==== EXTRACTED INFORMATION ====
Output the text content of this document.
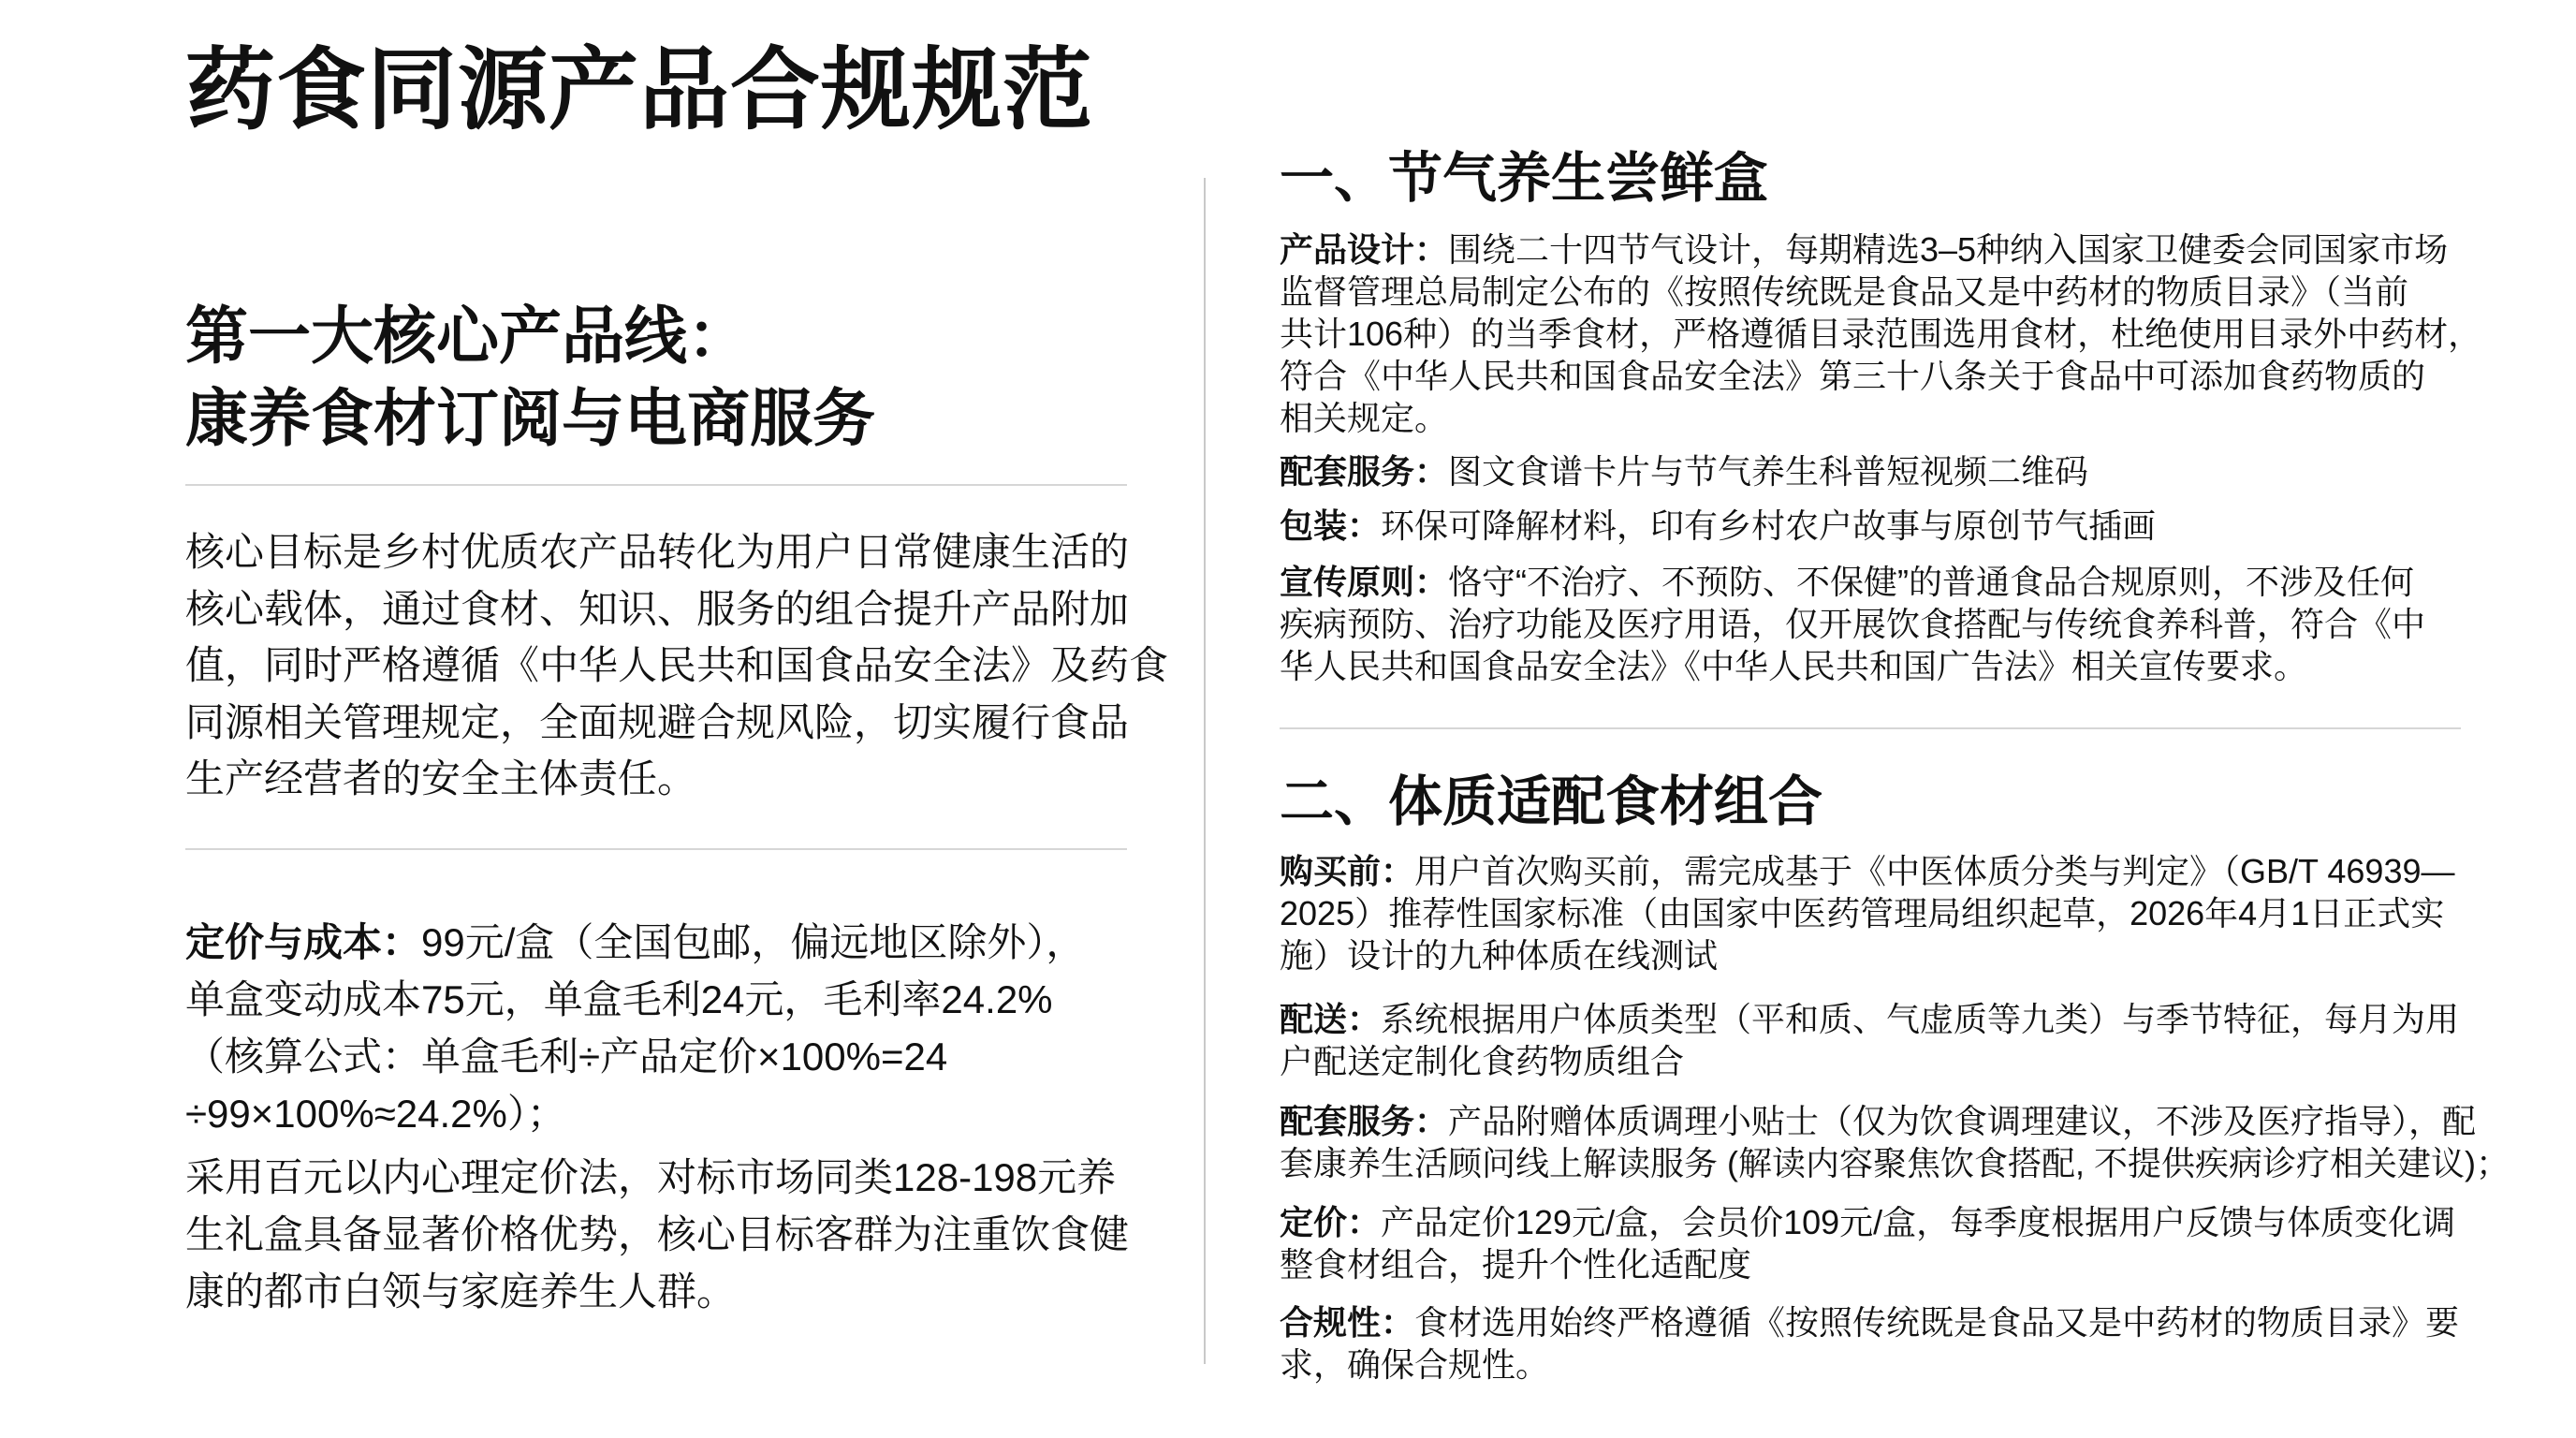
药食同源产品合规规范
第一大核心产品线：
康养食材订阅与电商服务
核心目标是乡村优质农产品转化为用户日常健康生活的
核心载体，通过食材、知识、服务的组合提升产品附加
值，同时严格遵循《中华人民共和国食品安全法》及药食
同源相关管理规定，全面规避合规风险，切实履行食品
生产经营者的安全主体责任。
定价与成本：99元/盒（全国包邮，偏远地区除外），
单盒变动成本75元，单盒毛利24元，毛利率24.2%
（核算公式：单盒毛利÷产品定价×100%=24
÷99×100%≈24.2%）；
采用百元以内心理定价法，对标市场同类128-198元养
生礼盒具备显著价格优势，核心目标客群为注重饮食健
康的都市白领与家庭养生人群。
一、节气养生尝鲜盒
产品设计：围绕二十四节气设计，每期精选3–5种纳入国家卫健委会同国家市场
监督管理总局制定公布的《按照传统既是食品又是中药材的物质目录》（当前
共计106种）的当季食材，严格遵循目录范围选用食材，杜绝使用目录外中药材，
符合《中华人民共和国食品安全法》第三十八条关于食品中可添加食药物质的
相关规定。
配套服务：图文食谱卡片与节气养生科普短视频二维码
包装：环保可降解材料，印有乡村农户故事与原创节气插画
宣传原则：恪守“不治疗、不预防、不保健”的普通食品合规原则，不涉及任何
疾病预防、治疗功能及医疗用语，仅开展饮食搭配与传统食养科普，符合《中
华人民共和国食品安全法》《中华人民共和国广告法》相关宣传要求。
二、体质适配食材组合
购买前：用户首次购买前，需完成基于《中医体质分类与判定》（GB/T 46939—
2025）推荐性国家标准（由国家中医药管理局组织起草，2026年4月1日正式实
施）设计的九种体质在线测试
配送：系统根据用户体质类型（平和质、气虚质等九类）与季节特征，每月为用
户配送定制化食药物质组合
配套服务：产品附赠体质调理小贴士（仅为饮食调理建议，不涉及医疗指导），配
套康养生活顾问线上解读服务 (解读内容聚焦饮食搭配, 不提供疾病诊疗相关建议)；
定价：产品定价129元/盒，会员价109元/盒，每季度根据用户反馈与体质变化调
整食材组合，提升个性化适配度
合规性：食材选用始终严格遵循《按照传统既是食品又是中药材的物质目录》要
求，确保合规性。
====
Reproduce the data verbatim. Do not carry any picture into the copy.

-- ANSWER BELOW --
Output the text content of this document.
药食同源产品合规规范
第一大核心产品线：
康养食材订阅与电商服务
核心目标是乡村优质农产品转化为用户日常健康生活的
核心载体，通过食材、知识、服务的组合提升产品附加
值，同时严格遵循《中华人民共和国食品安全法》及药食
同源相关管理规定，全面规避合规风险，切实履行食品
生产经营者的安全主体责任。
定价与成本：99元/盒（全国包邮，偏远地区除外），
单盒变动成本75元，单盒毛利24元，毛利率24.2%
（核算公式：单盒毛利÷产品定价×100%=24
÷99×100%≈24.2%）；
采用百元以内心理定价法，对标市场同类128-198元养
生礼盒具备显著价格优势，核心目标客群为注重饮食健
康的都市白领与家庭养生人群。
一、节气养生尝鲜盒
产品设计：围绕二十四节气设计，每期精选3–5种纳入国家卫健委会同国家市场
监督管理总局制定公布的《按照传统既是食品又是中药材的物质目录》（当前
共计106种）的当季食材，严格遵循目录范围选用食材，杜绝使用目录外中药材，
符合《中华人民共和国食品安全法》第三十八条关于食品中可添加食药物质的
相关规定。
配套服务：图文食谱卡片与节气养生科普短视频二维码
包装：环保可降解材料，印有乡村农户故事与原创节气插画
宣传原则：恪守“不治疗、不预防、不保健”的普通食品合规原则，不涉及任何
疾病预防、治疗功能及医疗用语，仅开展饮食搭配与传统食养科普，符合《中
华人民共和国食品安全法》《中华人民共和国广告法》相关宣传要求。
二、体质适配食材组合
购买前：用户首次购买前，需完成基于《中医体质分类与判定》（GB/T 46939—
2025）推荐性国家标准（由国家中医药管理局组织起草，2026年4月1日正式实
施）设计的九种体质在线测试
配送：系统根据用户体质类型（平和质、气虚质等九类）与季节特征，每月为用
户配送定制化食药物质组合
配套服务：产品附赠体质调理小贴士（仅为饮食调理建议，不涉及医疗指导），配
套康养生活顾问线上解读服务 (解读内容聚焦饮食搭配, 不提供疾病诊疗相关建议)；
定价：产品定价129元/盒，会员价109元/盒，每季度根据用户反馈与体质变化调
整食材组合，提升个性化适配度
合规性：食材选用始终严格遵循《按照传统既是食品又是中药材的物质目录》要
求，确保合规性。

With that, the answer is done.